Dataset entries:
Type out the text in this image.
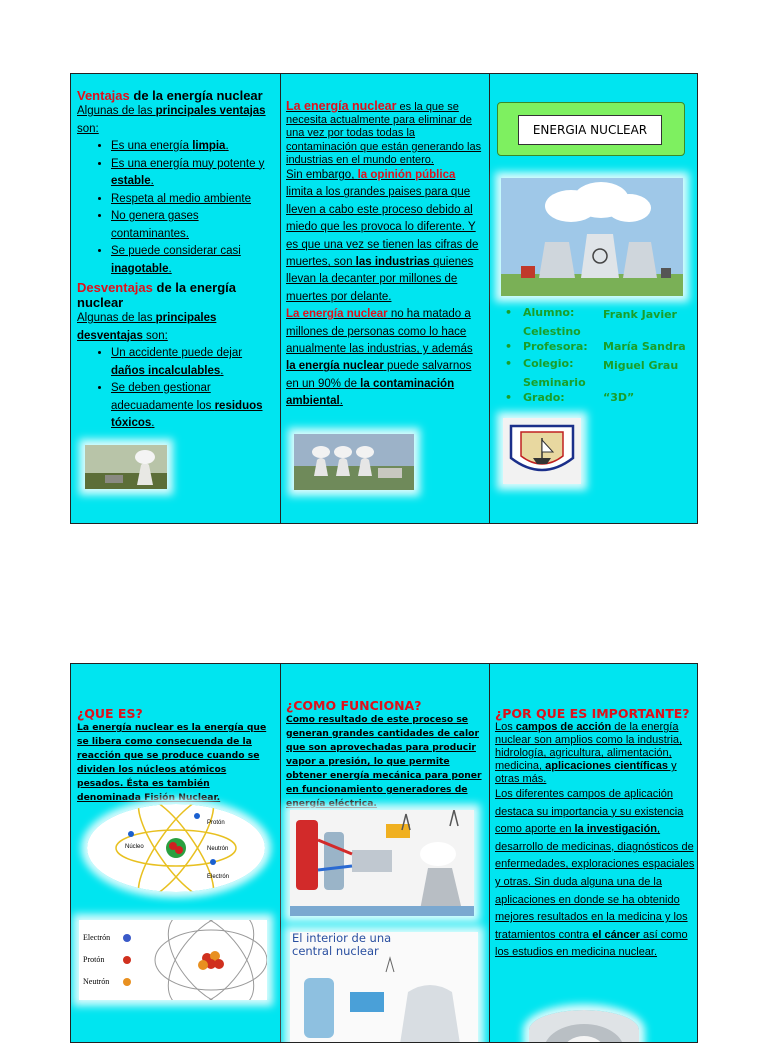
Ventajas de la energía nuclear

Algunas de las principales ventajas son:

• Es una energía limpia.
• Es una energía muy potente y estable.
• Respeta al medio ambiente
• No genera gases contaminantes.
• Se puede considerar casi inagotable.

Desventajas de la energía nuclear

Algunas de las principales desventajas son:

• Un accidente puede dejar daños incalculables.
• Se deben gestionar adecuadamente los residuos tóxicos.

La energía nuclear es la que se necesita actualmente para eliminar de una vez por todas todas la contaminación que están generando las industrias en el mundo entero.

Sin embargo, la opinión pública limita a los grandes paises para que lleven a cabo este proceso debido al miedo que les provoca lo diferente. Y es que una vez se tienen las cifras de muertes, son las industrias quienes llevan la decanter por millones de muertes por delante.

La energía nuclear no ha matado a millones de personas como lo hace anualmente las industrias, y además la energía nuclear puede salvarnos en un 90% de la contaminación ambiental.

ENERGIA NUCLEAR
• Alumno:	Frank Javier Celestino
• Profesora: María Sandra
• Colegio:	Miguel Grau Seminario
• Grado:	“3D”

¿QUE ES?

La energía nuclear es la energía que se libera como consecuenda de la reacción que se produce cuando se dividen los núcleos atómicos pesados. Ésta es también denominada Fisión Nuclear.

Protón
Núcleo	Neutrón
Electrón
Electrón
Protón
Neutrón

¿COMO FUNCIONA?

Como resultado de este proceso se generan grandes cantidades de calor que son aprovechadas para producir vapor a presión, lo que permite obtener energía mecánica para poner en funcionamiento generadores de energía eléctrica.

El interior de una central nuclear

¿POR QUE ES IMPORTANTE?

Los campos de acción de la energía nuclear son amplios como la industria, hidrología, agricultura, alimentación, medicina, aplicaciones científicas y otras más.

Los diferentes campos de aplicación destaca su importancia y su existencia como aporte en la investigación, desarrollo de medicinas, diagnósticos de enfermedades, exploraciones espaciales y otras. Sin duda alguna una de la aplicaciones en donde se ha obtenido mejores resultados en la medicina y los tratamientos contra el cáncer así como los estudios en medicina nuclear.
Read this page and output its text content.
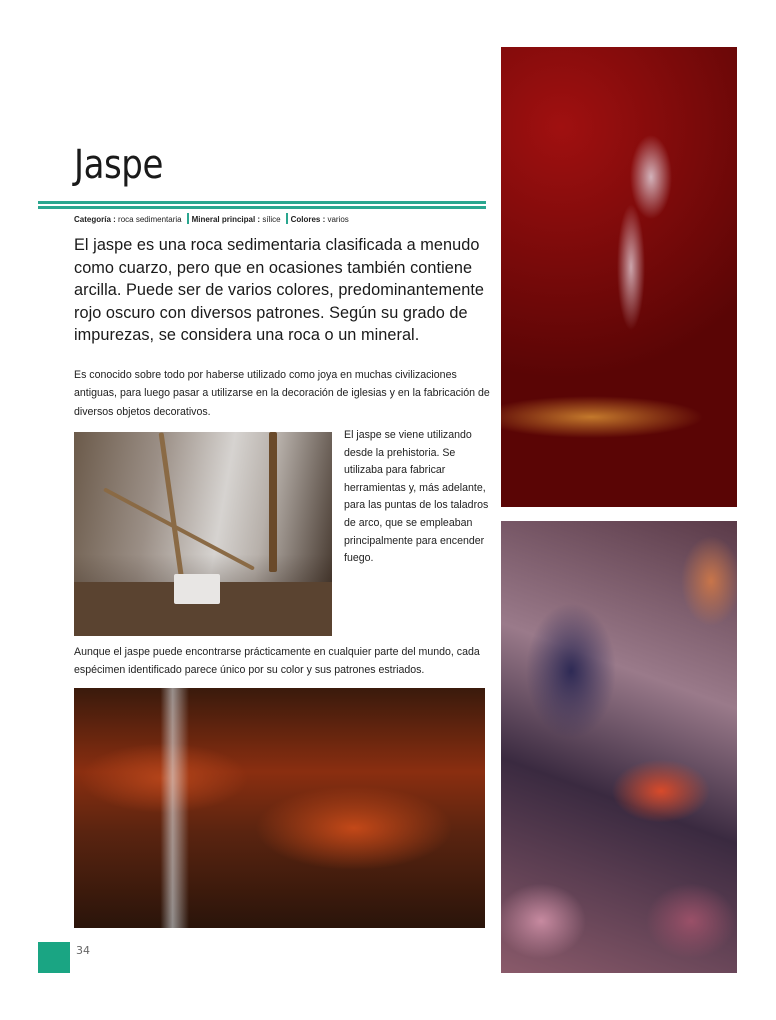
Jaspe
Categoría : roca sedimentaria Mineral principal : sílice Colores : varios

El jaspe es una roca sedimentaria clasificada a menudo como cuarzo, pero que en ocasiones también contiene arcilla. Puede ser de varios colores, predominantemente rojo oscuro con diversos patrones. Según su grado de impurezas, se considera una roca o un mineral.

Es conocido sobre todo por haberse utilizado como joya en muchas civilizaciones antiguas, para luego pasar a utilizarse en la decoración de iglesias y en la fabricación de diversos objetos decorativos.

El jaspe se viene utilizando desde la prehistoria. Se utilizaba para fabricar herramientas y, más adelante, para las puntas de los taladros de arco, que se empleaban principalmente para encender fuego.

Aunque el jaspe puede encontrarse prácticamente en cualquier parte del mundo, cada espécimen identificado parece único por su color y sus patrones estriados.

34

▸ **Brief**
Tally every line of the listing that holds the string "varios", then give the number by itself.

▸ **Solution to this exercise**
2